The President. That I'm not pressured by domestic politics as to what our sound environmental practices are. We've got sound environmental practices. We are not going to sign up to things that we can't do. We're not going to sign up to do things we don't believe in. I happen to believe that in biodiversity it is important to protect our rights, our business rights. And I happen to think that when we do, whether it's in a biodiversity treaty or a GATT arrangement, we make things better for others. I believe that American biotechnology can help others. But it can't be if the product of that is taken away or if the incentive to innovate and the incentive to profit by your research is removed.
So, this isn't domestic politics '92 that determines whether I'm going to sign a biodiversity treaty or not, if that was the question.
Q. And their assertion that they sense in you an anxiety, a feeling of pressure?
The President. If they sense an anxiety, they may be right. I mean, this has been a tough, weird political year at home. But it has nothing to do with sound policy. It has nothing to do with whether I'm going to shape something as important as environmental policy based on an election that's, what, 4 or 5 months away.
Yes, Susan [Susan Spencer, CBS News].
Q. Mr. President, you have no assurance of getting a Republican Congress. And in light of that and the fact that you've now been in office for 4 years, why should the American people look to you as the agent of revolutionary change?
The President. Because they agree fundamentally with our ideas. When you see a group of Democrats can't run for office in California campaigning for tougher crime legislation and having voted against tougher crime legislation, I say there is a little bit of an indicator that the American people want tougher crime legislation, and they'd love to get it through. The way to get it through is put more people in Congress that agree with me.
Our ideas -- when we talk about family values, or we talk about fiscal sanity, or when we talk about sound environmental practice, when we say that we're not going to throw people out of work needlessly -- all of these things have support from the American people. And I would say that when you look around at this screwy year people do seem to be fingering Congress even more than the President.
Q. Sir, a lot of polls indicate that many of the American people say they don't know what it is you want to do in your second term.

> [Data extract]
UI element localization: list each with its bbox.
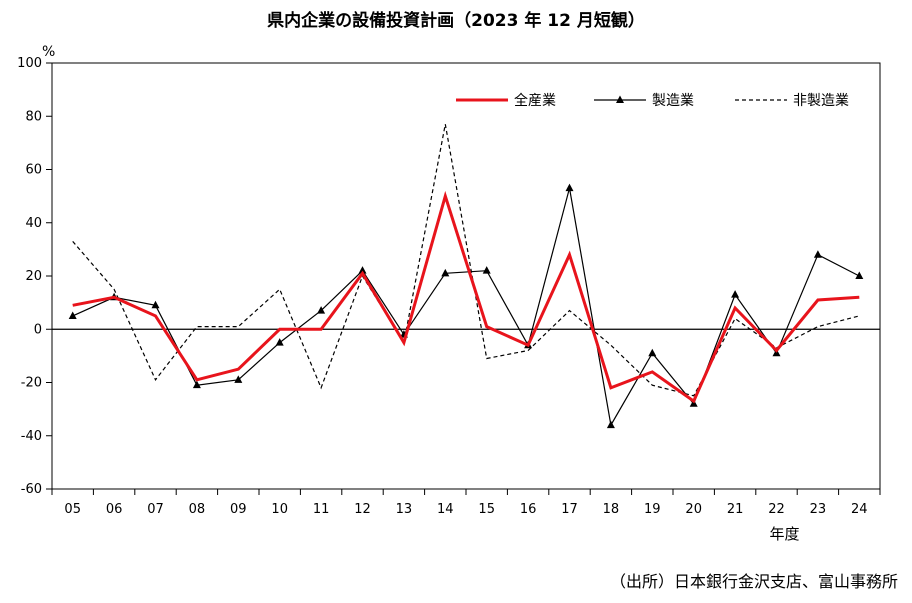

> [What this exercise asks]
1. According to the transcript, how far away does the President say the election is?
2. Copy out the part of the transcript between "Q. Mr. President, you" and "agree with me.", inclusive.

> [Worked solutions]
1. 4 or 5 months away.

2.
Q. Mr. President, you have no assurance of getting a Republican Congress. And in light of that and the fact that you've now been in office for 4 years, why should the American people look to you as the agent of revolutionary change?
The President. Because they agree fundamentally with our ideas. When you see a group of Democrats can't run for office in California campaigning for tougher crime legislation and having voted against tougher crime legislation, I say there is a little bit of an indicator that the American people want tougher crime legislation, and they'd love to get it through. The way to get it through is put more people in Congress that agree with me.